(Entries with figure data)
+ + + + + + +
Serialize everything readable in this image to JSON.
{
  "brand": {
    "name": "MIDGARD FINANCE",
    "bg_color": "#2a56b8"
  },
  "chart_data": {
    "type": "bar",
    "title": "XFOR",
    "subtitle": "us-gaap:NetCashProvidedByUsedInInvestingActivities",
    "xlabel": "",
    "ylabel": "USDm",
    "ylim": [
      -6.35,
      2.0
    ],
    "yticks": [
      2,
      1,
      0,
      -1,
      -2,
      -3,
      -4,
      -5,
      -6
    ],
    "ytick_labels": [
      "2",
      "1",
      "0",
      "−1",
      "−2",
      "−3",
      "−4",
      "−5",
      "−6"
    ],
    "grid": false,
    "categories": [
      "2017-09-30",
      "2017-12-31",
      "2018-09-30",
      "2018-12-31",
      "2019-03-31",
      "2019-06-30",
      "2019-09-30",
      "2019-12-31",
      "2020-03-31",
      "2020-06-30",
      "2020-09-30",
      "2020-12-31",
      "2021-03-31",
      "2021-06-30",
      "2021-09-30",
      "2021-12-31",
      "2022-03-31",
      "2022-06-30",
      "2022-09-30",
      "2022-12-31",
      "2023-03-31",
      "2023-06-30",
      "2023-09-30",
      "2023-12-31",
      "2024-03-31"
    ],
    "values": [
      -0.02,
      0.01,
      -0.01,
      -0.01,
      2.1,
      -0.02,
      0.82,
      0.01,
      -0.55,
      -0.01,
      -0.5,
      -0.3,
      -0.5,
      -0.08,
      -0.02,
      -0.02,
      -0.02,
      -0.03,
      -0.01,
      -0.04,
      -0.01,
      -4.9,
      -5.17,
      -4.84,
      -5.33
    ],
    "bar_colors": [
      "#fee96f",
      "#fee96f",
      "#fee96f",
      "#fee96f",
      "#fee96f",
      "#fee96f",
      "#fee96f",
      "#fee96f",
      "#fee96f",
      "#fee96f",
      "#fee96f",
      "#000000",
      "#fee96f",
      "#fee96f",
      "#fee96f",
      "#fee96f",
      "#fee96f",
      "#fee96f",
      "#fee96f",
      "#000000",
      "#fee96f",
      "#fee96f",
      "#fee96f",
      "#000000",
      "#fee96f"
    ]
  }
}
+ + + + + + +
## What is required
Extract the full listing above without alteration.

## The completed task
Serialize everything readable in this image to JSON.
{
  "brand": {
    "name": "MIDGARD FINANCE",
    "bg_color": "#2a56b8"
  },
  "chart_data": {
    "type": "bar",
    "title": "XFOR",
    "subtitle": "us-gaap:NetCashProvidedByUsedInInvestingActivities",
    "xlabel": "",
    "ylabel": "USDm",
    "ylim": [
      -6.35,
      2.0
    ],
    "yticks": [
      2,
      1,
      0,
      -1,
      -2,
      -3,
      -4,
      -5,
      -6
    ],
    "ytick_labels": [
      "2",
      "1",
      "0",
      "−1",
      "−2",
      "−3",
      "−4",
      "−5",
      "−6"
    ],
    "grid": false,
    "categories": [
      "2017-09-30",
      "2017-12-31",
      "2018-09-30",
      "2018-12-31",
      "2019-03-31",
      "2019-06-30",
      "2019-09-30",
      "2019-12-31",
      "2020-03-31",
      "2020-06-30",
      "2020-09-30",
      "2020-12-31",
      "2021-03-31",
      "2021-06-30",
      "2021-09-30",
      "2021-12-31",
      "2022-03-31",
      "2022-06-30",
      "2022-09-30",
      "2022-12-31",
      "2023-03-31",
      "2023-06-30",
      "2023-09-30",
      "2023-12-31",
      "2024-03-31"
    ],
    "values": [
      -0.02,
      0.01,
      -0.01,
      -0.01,
      2.1,
      -0.02,
      0.82,
      0.01,
      -0.55,
      -0.01,
      -0.5,
      -0.3,
      -0.5,
      -0.08,
      -0.02,
      -0.02,
      -0.02,
      -0.03,
      -0.01,
      -0.04,
      -0.01,
      -4.9,
      -5.17,
      -4.84,
      -5.33
    ],
    "bar_colors": [
      "#fee96f",
      "#fee96f",
      "#fee96f",
      "#fee96f",
      "#fee96f",
      "#fee96f",
      "#fee96f",
      "#fee96f",
      "#fee96f",
      "#fee96f",
      "#fee96f",
      "#000000",
      "#fee96f",
      "#fee96f",
      "#fee96f",
      "#fee96f",
      "#fee96f",
      "#fee96f",
      "#fee96f",
      "#000000",
      "#fee96f",
      "#fee96f",
      "#fee96f",
      "#000000",
      "#fee96f"
    ]
  }
}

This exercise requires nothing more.